• _Records supplied_

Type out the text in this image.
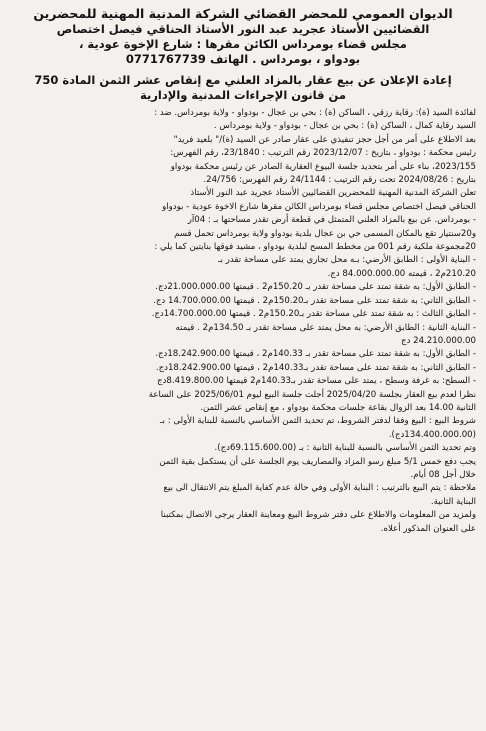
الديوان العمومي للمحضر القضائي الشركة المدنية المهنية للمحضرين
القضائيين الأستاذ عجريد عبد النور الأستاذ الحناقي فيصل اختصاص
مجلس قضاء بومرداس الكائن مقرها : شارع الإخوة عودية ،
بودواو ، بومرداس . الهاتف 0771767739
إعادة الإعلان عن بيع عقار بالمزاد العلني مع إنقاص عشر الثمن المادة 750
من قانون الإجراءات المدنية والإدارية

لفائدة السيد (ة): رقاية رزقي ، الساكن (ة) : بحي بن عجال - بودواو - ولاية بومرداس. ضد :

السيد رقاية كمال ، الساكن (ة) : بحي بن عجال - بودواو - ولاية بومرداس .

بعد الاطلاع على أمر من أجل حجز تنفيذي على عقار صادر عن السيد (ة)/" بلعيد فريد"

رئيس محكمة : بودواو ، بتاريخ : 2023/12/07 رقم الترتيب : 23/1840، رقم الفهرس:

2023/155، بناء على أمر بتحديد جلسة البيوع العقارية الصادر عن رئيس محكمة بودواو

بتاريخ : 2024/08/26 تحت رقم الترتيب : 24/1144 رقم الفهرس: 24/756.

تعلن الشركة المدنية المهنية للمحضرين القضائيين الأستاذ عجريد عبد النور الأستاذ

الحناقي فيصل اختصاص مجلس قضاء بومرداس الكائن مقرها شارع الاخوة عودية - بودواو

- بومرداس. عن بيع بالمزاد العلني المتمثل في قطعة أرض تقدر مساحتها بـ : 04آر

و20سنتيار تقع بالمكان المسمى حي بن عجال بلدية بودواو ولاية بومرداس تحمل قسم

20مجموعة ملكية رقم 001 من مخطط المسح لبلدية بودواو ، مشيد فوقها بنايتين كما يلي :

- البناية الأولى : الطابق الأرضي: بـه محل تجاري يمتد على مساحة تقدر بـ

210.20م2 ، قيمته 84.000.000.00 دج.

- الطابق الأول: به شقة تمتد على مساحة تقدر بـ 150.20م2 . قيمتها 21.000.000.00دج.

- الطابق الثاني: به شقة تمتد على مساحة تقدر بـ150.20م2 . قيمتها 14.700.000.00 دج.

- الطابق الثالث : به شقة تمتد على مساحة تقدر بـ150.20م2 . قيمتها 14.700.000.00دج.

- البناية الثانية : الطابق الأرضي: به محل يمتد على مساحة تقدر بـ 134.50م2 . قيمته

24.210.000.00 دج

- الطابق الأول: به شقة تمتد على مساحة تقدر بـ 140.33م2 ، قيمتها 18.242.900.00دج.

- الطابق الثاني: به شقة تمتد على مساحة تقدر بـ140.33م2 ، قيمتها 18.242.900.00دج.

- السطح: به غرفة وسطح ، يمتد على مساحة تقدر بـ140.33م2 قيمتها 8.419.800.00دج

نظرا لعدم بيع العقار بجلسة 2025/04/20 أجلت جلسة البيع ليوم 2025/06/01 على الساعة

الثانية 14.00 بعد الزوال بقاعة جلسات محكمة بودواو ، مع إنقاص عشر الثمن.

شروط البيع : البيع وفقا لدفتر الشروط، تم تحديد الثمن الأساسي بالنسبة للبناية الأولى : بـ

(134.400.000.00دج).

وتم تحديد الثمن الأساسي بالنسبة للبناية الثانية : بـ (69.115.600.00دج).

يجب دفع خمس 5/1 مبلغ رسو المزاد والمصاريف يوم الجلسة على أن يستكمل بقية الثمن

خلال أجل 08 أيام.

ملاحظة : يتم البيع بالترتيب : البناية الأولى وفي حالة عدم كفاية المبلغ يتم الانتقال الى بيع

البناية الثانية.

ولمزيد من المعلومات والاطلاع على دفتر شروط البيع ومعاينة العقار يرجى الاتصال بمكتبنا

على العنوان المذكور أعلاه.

• _What to produce_
Take the listing and print it again exactly, but without any pictures.

• _Response for this exercise_
Type out the text in this image.
الديوان العمومي للمحضر القضائي الشركة المدنية المهنية للمحضرين
القضائيين الأستاذ عجريد عبد النور الأستاذ الحناقي فيصل اختصاص
مجلس قضاء بومرداس الكائن مقرها : شارع الإخوة عودية ،
بودواو ، بومرداس . الهاتف 0771767739
إعادة الإعلان عن بيع عقار بالمزاد العلني مع إنقاص عشر الثمن المادة 750
من قانون الإجراءات المدنية والإدارية

لفائدة السيد (ة): رقاية رزقي ، الساكن (ة) : بحي بن عجال - بودواو - ولاية بومرداس. ضد :

السيد رقاية كمال ، الساكن (ة) : بحي بن عجال - بودواو - ولاية بومرداس .

بعد الاطلاع على أمر من أجل حجز تنفيذي على عقار صادر عن السيد (ة)/" بلعيد فريد"

رئيس محكمة : بودواو ، بتاريخ : 2023/12/07 رقم الترتيب : 23/1840، رقم الفهرس:

2023/155، بناء على أمر بتحديد جلسة البيوع العقارية الصادر عن رئيس محكمة بودواو

بتاريخ : 2024/08/26 تحت رقم الترتيب : 24/1144 رقم الفهرس: 24/756.

تعلن الشركة المدنية المهنية للمحضرين القضائيين الأستاذ عجريد عبد النور الأستاذ

الحناقي فيصل اختصاص مجلس قضاء بومرداس الكائن مقرها شارع الاخوة عودية - بودواو

- بومرداس. عن بيع بالمزاد العلني المتمثل في قطعة أرض تقدر مساحتها بـ : 04آر

و20سنتيار تقع بالمكان المسمى حي بن عجال بلدية بودواو ولاية بومرداس تحمل قسم

20مجموعة ملكية رقم 001 من مخطط المسح لبلدية بودواو ، مشيد فوقها بنايتين كما يلي :

- البناية الأولى : الطابق الأرضي: بـه محل تجاري يمتد على مساحة تقدر بـ

210.20م2 ، قيمته 84.000.000.00 دج.

- الطابق الأول: به شقة تمتد على مساحة تقدر بـ 150.20م2 . قيمتها 21.000.000.00دج.

- الطابق الثاني: به شقة تمتد على مساحة تقدر بـ150.20م2 . قيمتها 14.700.000.00 دج.

- الطابق الثالث : به شقة تمتد على مساحة تقدر بـ150.20م2 . قيمتها 14.700.000.00دج.

- البناية الثانية : الطابق الأرضي: به محل يمتد على مساحة تقدر بـ 134.50م2 . قيمته

24.210.000.00 دج

- الطابق الأول: به شقة تمتد على مساحة تقدر بـ 140.33م2 ، قيمتها 18.242.900.00دج.

- الطابق الثاني: به شقة تمتد على مساحة تقدر بـ140.33م2 ، قيمتها 18.242.900.00دج.

- السطح: به غرفة وسطح ، يمتد على مساحة تقدر بـ140.33م2 قيمتها 8.419.800.00دج

نظرا لعدم بيع العقار بجلسة 2025/04/20 أجلت جلسة البيع ليوم 2025/06/01 على الساعة

الثانية 14.00 بعد الزوال بقاعة جلسات محكمة بودواو ، مع إنقاص عشر الثمن.

شروط البيع : البيع وفقا لدفتر الشروط، تم تحديد الثمن الأساسي بالنسبة للبناية الأولى : بـ

(134.400.000.00دج).

وتم تحديد الثمن الأساسي بالنسبة للبناية الثانية : بـ (69.115.600.00دج).

يجب دفع خمس 5/1 مبلغ رسو المزاد والمصاريف يوم الجلسة على أن يستكمل بقية الثمن

خلال أجل 08 أيام.

ملاحظة : يتم البيع بالترتيب : البناية الأولى وفي حالة عدم كفاية المبلغ يتم الانتقال الى بيع

البناية الثانية.

ولمزيد من المعلومات والاطلاع على دفتر شروط البيع ومعاينة العقار يرجى الاتصال بمكتبنا

على العنوان المذكور أعلاه.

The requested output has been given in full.